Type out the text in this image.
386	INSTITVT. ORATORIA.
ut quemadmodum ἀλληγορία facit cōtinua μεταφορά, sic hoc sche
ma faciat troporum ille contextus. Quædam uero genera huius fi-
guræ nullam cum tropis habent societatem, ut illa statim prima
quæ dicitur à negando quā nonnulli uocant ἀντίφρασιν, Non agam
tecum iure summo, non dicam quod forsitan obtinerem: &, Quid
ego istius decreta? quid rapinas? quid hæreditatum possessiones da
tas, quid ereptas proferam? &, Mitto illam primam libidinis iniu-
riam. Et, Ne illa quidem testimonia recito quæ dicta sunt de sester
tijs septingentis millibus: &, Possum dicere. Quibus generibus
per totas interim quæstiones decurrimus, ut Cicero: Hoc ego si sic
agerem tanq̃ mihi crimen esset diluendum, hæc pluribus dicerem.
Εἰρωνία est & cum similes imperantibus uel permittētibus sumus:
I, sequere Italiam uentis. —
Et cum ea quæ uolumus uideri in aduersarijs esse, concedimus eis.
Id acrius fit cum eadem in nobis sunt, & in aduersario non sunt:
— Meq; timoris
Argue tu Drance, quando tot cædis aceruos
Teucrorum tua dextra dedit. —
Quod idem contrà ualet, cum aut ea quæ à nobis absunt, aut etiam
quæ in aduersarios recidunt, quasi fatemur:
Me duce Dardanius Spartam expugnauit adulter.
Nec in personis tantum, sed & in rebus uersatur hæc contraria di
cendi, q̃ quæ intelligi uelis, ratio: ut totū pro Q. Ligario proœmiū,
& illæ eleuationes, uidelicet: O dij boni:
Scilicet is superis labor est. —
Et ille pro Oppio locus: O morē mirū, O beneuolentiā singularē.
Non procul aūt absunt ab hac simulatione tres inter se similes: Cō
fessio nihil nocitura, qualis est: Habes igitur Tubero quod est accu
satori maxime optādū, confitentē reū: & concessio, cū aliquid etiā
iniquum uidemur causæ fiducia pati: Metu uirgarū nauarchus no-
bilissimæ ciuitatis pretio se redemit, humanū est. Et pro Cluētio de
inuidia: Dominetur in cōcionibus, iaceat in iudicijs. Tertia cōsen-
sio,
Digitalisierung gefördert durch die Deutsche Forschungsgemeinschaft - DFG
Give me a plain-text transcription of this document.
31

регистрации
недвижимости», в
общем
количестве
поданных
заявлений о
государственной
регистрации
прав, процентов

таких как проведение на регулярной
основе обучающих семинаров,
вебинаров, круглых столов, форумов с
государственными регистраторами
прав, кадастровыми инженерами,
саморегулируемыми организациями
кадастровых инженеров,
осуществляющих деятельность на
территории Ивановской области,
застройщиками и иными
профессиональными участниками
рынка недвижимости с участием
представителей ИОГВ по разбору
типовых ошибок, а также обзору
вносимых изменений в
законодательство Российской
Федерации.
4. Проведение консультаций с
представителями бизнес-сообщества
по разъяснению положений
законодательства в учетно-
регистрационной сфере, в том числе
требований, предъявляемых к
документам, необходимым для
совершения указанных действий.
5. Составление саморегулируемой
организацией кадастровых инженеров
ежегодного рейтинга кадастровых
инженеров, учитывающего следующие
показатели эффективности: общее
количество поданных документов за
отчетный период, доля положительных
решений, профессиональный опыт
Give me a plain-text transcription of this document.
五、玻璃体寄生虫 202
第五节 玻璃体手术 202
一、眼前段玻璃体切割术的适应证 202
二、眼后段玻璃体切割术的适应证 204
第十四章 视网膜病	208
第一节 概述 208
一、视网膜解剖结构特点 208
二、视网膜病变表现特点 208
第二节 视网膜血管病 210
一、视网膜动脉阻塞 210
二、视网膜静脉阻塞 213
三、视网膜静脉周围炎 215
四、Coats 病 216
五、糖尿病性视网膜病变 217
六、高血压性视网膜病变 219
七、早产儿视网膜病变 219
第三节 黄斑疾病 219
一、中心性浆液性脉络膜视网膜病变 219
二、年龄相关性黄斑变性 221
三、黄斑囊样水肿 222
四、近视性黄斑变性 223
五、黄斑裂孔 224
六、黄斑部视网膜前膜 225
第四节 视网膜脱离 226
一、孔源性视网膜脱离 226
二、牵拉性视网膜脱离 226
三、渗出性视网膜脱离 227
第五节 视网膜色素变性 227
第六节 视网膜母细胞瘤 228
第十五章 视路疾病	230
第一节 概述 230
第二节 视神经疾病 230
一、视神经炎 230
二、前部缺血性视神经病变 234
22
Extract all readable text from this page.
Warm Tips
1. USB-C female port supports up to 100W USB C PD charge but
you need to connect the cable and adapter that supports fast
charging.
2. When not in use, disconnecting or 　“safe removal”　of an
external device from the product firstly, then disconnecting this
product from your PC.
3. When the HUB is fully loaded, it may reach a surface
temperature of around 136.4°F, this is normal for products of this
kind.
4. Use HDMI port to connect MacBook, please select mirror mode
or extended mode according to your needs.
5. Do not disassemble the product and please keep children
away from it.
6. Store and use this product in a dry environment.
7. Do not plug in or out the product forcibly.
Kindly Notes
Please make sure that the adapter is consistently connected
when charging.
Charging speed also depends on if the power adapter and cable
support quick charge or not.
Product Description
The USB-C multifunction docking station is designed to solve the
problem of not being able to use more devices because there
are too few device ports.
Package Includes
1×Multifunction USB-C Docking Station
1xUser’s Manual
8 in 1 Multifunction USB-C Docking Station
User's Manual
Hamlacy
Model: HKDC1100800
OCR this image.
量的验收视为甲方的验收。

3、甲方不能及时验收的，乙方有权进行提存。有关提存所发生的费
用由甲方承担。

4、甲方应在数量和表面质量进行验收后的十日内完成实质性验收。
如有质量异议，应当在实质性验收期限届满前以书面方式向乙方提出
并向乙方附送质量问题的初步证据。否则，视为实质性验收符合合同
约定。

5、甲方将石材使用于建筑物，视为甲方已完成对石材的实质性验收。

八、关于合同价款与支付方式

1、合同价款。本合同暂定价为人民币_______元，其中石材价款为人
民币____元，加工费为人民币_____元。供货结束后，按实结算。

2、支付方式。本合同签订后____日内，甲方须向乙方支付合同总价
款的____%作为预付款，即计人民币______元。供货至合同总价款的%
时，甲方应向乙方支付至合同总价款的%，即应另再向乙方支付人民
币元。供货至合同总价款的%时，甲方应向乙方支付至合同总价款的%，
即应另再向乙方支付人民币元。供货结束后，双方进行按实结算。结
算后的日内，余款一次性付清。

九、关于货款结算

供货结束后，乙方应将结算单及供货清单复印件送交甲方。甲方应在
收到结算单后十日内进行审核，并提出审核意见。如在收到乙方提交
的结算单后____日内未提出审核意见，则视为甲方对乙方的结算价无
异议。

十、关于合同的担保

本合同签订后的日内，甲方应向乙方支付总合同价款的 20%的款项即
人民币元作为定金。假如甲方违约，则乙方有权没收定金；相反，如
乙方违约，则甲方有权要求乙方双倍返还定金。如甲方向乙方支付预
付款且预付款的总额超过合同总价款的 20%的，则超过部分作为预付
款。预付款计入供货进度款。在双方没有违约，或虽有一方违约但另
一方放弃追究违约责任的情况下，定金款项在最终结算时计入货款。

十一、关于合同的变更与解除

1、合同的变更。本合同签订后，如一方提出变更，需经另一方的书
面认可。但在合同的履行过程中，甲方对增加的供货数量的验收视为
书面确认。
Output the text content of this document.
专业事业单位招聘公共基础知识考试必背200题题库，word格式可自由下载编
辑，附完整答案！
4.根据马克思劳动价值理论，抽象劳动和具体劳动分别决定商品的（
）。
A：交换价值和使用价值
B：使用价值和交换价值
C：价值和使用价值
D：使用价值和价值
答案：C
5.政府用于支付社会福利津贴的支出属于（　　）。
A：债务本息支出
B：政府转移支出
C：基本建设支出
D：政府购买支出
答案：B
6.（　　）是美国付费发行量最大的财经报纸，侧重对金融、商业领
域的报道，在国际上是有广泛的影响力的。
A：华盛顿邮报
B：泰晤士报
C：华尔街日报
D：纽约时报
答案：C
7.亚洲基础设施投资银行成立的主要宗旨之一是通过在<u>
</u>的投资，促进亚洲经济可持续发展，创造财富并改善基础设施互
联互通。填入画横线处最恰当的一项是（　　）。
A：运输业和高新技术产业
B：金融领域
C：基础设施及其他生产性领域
------------------------------------
#### [What is expected]
Quote exactly the line containing "Output the text content of this document." and every later line through the end of the listing, and no other lines.

#### [Exercise result]
Output the text content of this document.
专业事业单位招聘公共基础知识考试必背200题题库，word格式可自由下载编
辑，附完整答案！
4.根据马克思劳动价值理论，抽象劳动和具体劳动分别决定商品的（
）。
A：交换价值和使用价值
B：使用价值和交换价值
C：价值和使用价值
D：使用价值和价值
答案：C
5.政府用于支付社会福利津贴的支出属于（　　）。
A：债务本息支出
B：政府转移支出
C：基本建设支出
D：政府购买支出
答案：B
6.（　　）是美国付费发行量最大的财经报纸，侧重对金融、商业领
域的报道，在国际上是有广泛的影响力的。
A：华盛顿邮报
B：泰晤士报
C：华尔街日报
D：纽约时报
答案：C
7.亚洲基础设施投资银行成立的主要宗旨之一是通过在<u>
</u>的投资，促进亚洲经济可持续发展，创造财富并改善基础设施互
联互通。填入画横线处最恰当的一项是（　　）。
A：运输业和高新技术产业
B：金融领域
C：基础设施及其他生产性领域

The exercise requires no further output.